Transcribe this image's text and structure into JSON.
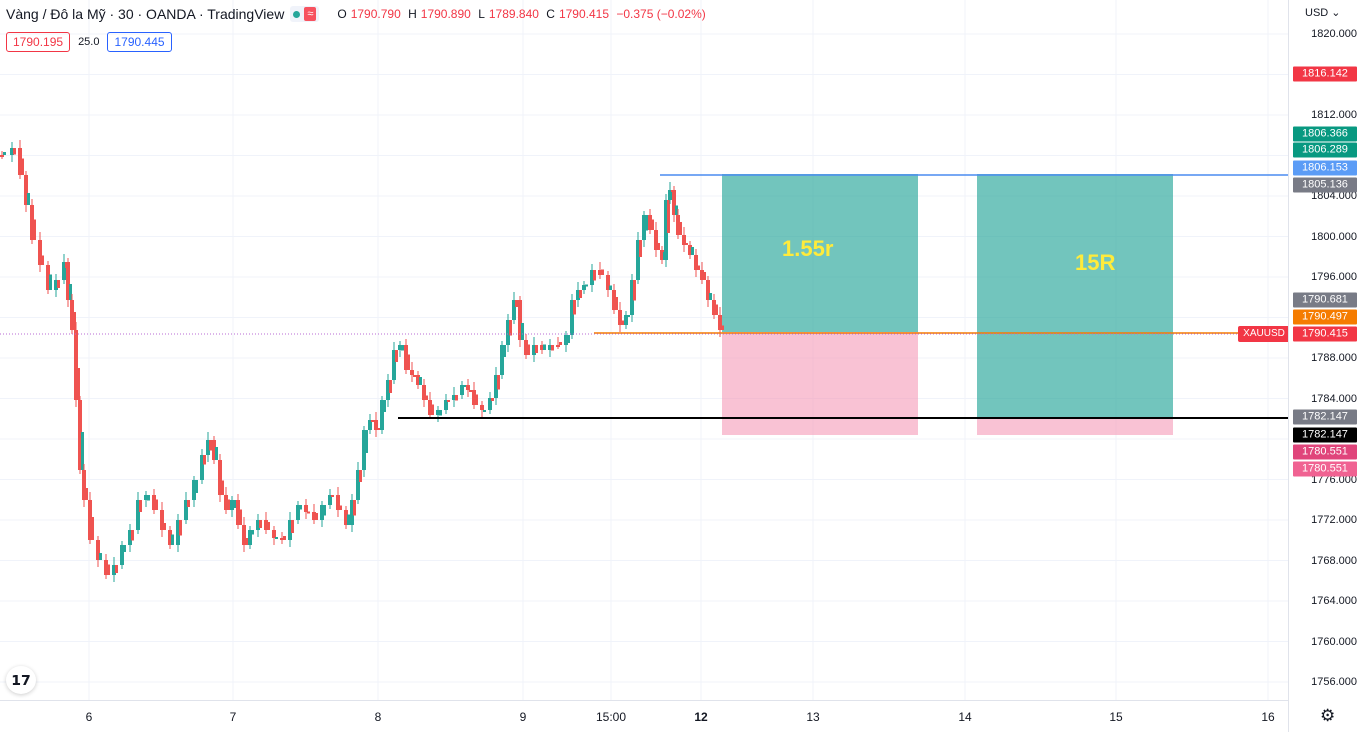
{
  "legend": {
    "symbol": "Vàng / Đô la Mỹ · 30 · OANDA · TradingView",
    "wave_icon": "≈",
    "open_key": "O",
    "open": "1790.790",
    "high_key": "H",
    "high": "1790.890",
    "low_key": "L",
    "low": "1789.840",
    "close_key": "C",
    "close": "1790.415",
    "change": "−0.375 (−0.02%)"
  },
  "quote": {
    "bid": "1790.195",
    "spread": "25.0",
    "ask": "1790.445"
  },
  "price_axis": {
    "currency": "USD",
    "ticks": [
      "1820.000",
      "1812.000",
      "1804.000",
      "1800.000",
      "1796.000",
      "1788.000",
      "1784.000",
      "1776.000",
      "1772.000",
      "1768.000",
      "1764.000",
      "1760.000",
      "1756.000"
    ],
    "tags": [
      {
        "text": "1816.142",
        "color": "#f23645"
      },
      {
        "text": "1806.366",
        "color": "#089981"
      },
      {
        "text": "1806.289",
        "color": "#089981"
      },
      {
        "text": "1806.153",
        "color": "#5b9cf6"
      },
      {
        "text": "1805.136",
        "color": "#787b86"
      },
      {
        "text": "1790.681",
        "color": "#787b86"
      },
      {
        "text": "1790.497",
        "color": "#f57c00"
      },
      {
        "text": "1790.415",
        "color": "#f23645"
      },
      {
        "text": "1782.147",
        "color": "#787b86"
      },
      {
        "text": "1782.147",
        "color": "#000000"
      },
      {
        "text": "1780.551",
        "color": "#e0457b"
      },
      {
        "text": "1780.551",
        "color": "#f06292"
      }
    ],
    "symbol_tag": "XAUUSD"
  },
  "time_axis": {
    "labels": [
      {
        "text": "6",
        "bold": false
      },
      {
        "text": "7",
        "bold": false
      },
      {
        "text": "8",
        "bold": false
      },
      {
        "text": "9",
        "bold": false
      },
      {
        "text": "15:00",
        "bold": false
      },
      {
        "text": "12",
        "bold": true
      },
      {
        "text": "13",
        "bold": false
      },
      {
        "text": "14",
        "bold": false
      },
      {
        "text": "15",
        "bold": false
      },
      {
        "text": "16",
        "bold": false
      }
    ]
  },
  "drawings": {
    "box1_label": "1.55r",
    "box2_label": "15R"
  },
  "colors": {
    "up": "#26a69a",
    "down": "#ef5350",
    "target_zone": "#26a69a",
    "stop_zone": "#f8bbd0"
  },
  "icons": {
    "logo": "tradingview-logo",
    "settings": "gear-icon"
  }
}
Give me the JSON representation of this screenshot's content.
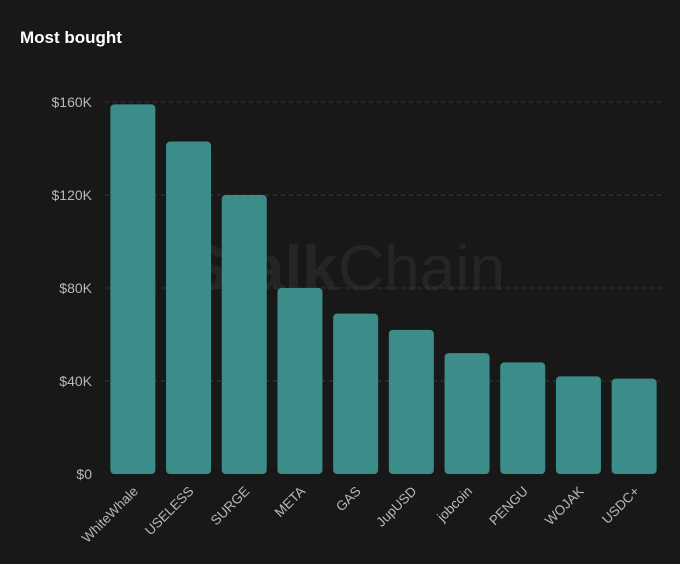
{
  "card": {
    "title": "Most bought"
  },
  "watermark": {
    "bold_part": "Stalk",
    "light_part": "Chain"
  },
  "colors": {
    "background": "#181818",
    "bar": "#3c8c8a",
    "text": "#b8b8b8",
    "title": "#ffffff",
    "grid": "#3a3a3a"
  },
  "chart_data": {
    "type": "bar",
    "title": "Most bought",
    "xlabel": "",
    "ylabel": "",
    "categories": [
      "WhiteWhale",
      "USELESS",
      "SURGE",
      "META",
      "GAS",
      "JupUSD",
      "jobcoin",
      "PENGU",
      "WOJAK",
      "USDC+"
    ],
    "values": [
      159000,
      143000,
      120000,
      80000,
      69000,
      62000,
      52000,
      48000,
      42000,
      41000
    ],
    "ylim": [
      0,
      160000
    ],
    "yticks": [
      0,
      40000,
      80000,
      120000,
      160000
    ],
    "ytick_labels": [
      "$0",
      "$40K",
      "$80K",
      "$120K",
      "$160K"
    ],
    "grid": true,
    "legend": "none"
  }
}
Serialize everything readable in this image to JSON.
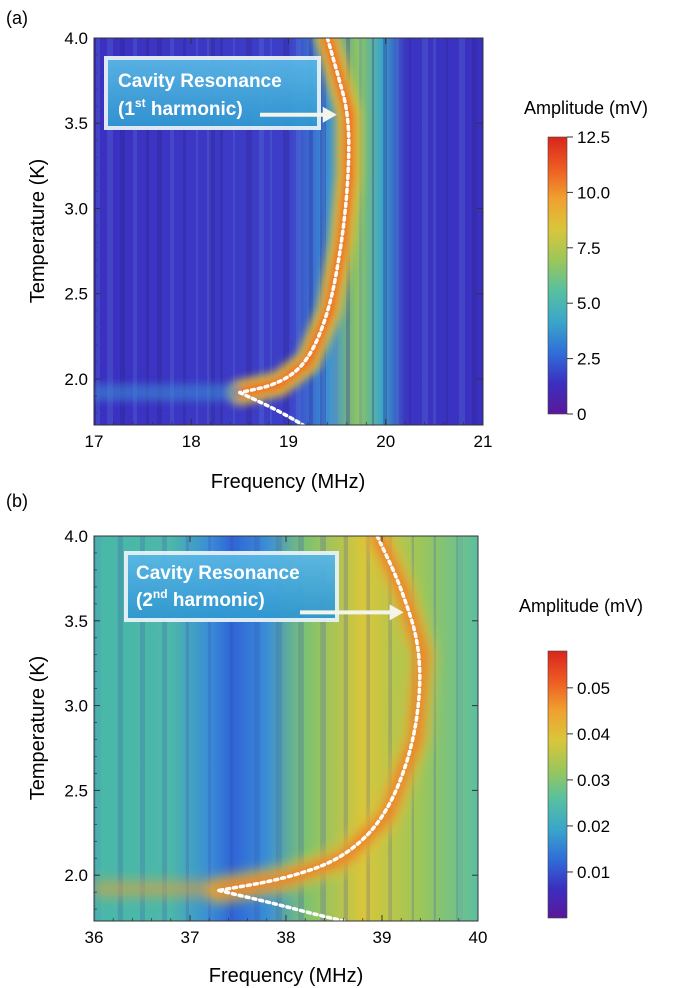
{
  "chart_data": [
    {
      "type": "heatmap",
      "panel_label": "(a)",
      "xlabel": "Frequency  (MHz)",
      "ylabel": "Temperature  (K)",
      "xlim": [
        17,
        21
      ],
      "ylim": [
        1.73,
        4.0
      ],
      "x_ticks": [
        "17",
        "18",
        "19",
        "20",
        "21"
      ],
      "y_ticks": [
        "2.0",
        "2.5",
        "3.0",
        "3.5",
        "4.0"
      ],
      "colorbar": {
        "title": "Amplitude  (mV)",
        "range": [
          0,
          12.5
        ],
        "ticks": [
          "0",
          "2.5",
          "5.0",
          "7.5",
          "10.0",
          "12.5"
        ]
      },
      "annotation": {
        "line1": "Cavity Resonance",
        "line2_pre": "(1",
        "line2_sup": "st",
        "line2_post": " harmonic)"
      },
      "resonance_curve_upper": [
        [
          19.4,
          4.0
        ],
        [
          19.5,
          3.8
        ],
        [
          19.62,
          3.55
        ],
        [
          19.62,
          3.2
        ],
        [
          19.55,
          2.8
        ],
        [
          19.42,
          2.4
        ],
        [
          19.2,
          2.1
        ],
        [
          18.9,
          1.97
        ],
        [
          18.5,
          1.92
        ]
      ],
      "resonance_curve_lower": [
        [
          18.5,
          1.92
        ],
        [
          18.8,
          1.84
        ],
        [
          19.0,
          1.78
        ],
        [
          19.15,
          1.73
        ]
      ],
      "arrow_target": [
        19.62,
        3.55
      ]
    },
    {
      "type": "heatmap",
      "panel_label": "(b)",
      "xlabel": "Frequency  (MHz)",
      "ylabel": "Temperature  (K)",
      "xlim": [
        36,
        40
      ],
      "ylim": [
        1.73,
        4.0
      ],
      "x_ticks": [
        "36",
        "37",
        "38",
        "39",
        "40"
      ],
      "y_ticks": [
        "2.0",
        "2.5",
        "3.0",
        "3.5",
        "4.0"
      ],
      "colorbar": {
        "title": "Amplitude  (mV)",
        "range": [
          0,
          0.058
        ],
        "ticks": [
          "0.01",
          "0.02",
          "0.03",
          "0.04",
          "0.05"
        ]
      },
      "annotation": {
        "line1": "Cavity Resonance",
        "line2_pre": "(2",
        "line2_sup": "nd",
        "line2_post": " harmonic)"
      },
      "resonance_curve_upper": [
        [
          38.95,
          4.0
        ],
        [
          39.2,
          3.7
        ],
        [
          39.42,
          3.3
        ],
        [
          39.35,
          2.8
        ],
        [
          39.05,
          2.35
        ],
        [
          38.6,
          2.1
        ],
        [
          38.0,
          1.98
        ],
        [
          37.3,
          1.91
        ]
      ],
      "resonance_curve_lower": [
        [
          37.3,
          1.91
        ],
        [
          37.9,
          1.83
        ],
        [
          38.3,
          1.77
        ],
        [
          38.6,
          1.73
        ]
      ],
      "arrow_target": [
        39.35,
        3.55
      ]
    }
  ],
  "colors": {
    "scale": [
      "#5a189a",
      "#3b2fc0",
      "#2f6fd8",
      "#3aa6c9",
      "#57c0a0",
      "#9cc65a",
      "#d9c63a",
      "#f0a030",
      "#ee5a22",
      "#d8261c"
    ],
    "label_box_fill": "#3ca6dc",
    "label_box_border": "#dfeef6",
    "curve": "#ffffff"
  }
}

================================

• Goal:
Pull out all lines of the data with the string "this".

• Written response:
Transcribe this image's text and structure into JSON.
Give me the JSON representation of this screenshot's content.
Serialize everything readable in this image to JSON.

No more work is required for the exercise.